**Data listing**
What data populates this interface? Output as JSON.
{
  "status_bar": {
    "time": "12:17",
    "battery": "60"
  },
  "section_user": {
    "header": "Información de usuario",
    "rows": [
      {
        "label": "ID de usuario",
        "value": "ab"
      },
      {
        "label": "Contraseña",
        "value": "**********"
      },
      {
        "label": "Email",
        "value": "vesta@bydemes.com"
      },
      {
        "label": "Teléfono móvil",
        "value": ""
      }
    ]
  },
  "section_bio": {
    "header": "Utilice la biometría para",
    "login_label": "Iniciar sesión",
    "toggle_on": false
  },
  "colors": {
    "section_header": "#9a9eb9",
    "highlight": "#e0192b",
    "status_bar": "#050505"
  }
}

**Exercise prompt**
List every line from the entries above in which "usuario" appears.

**Task answer**
    "header": "Información de usuario",
        "label": "ID de usuario",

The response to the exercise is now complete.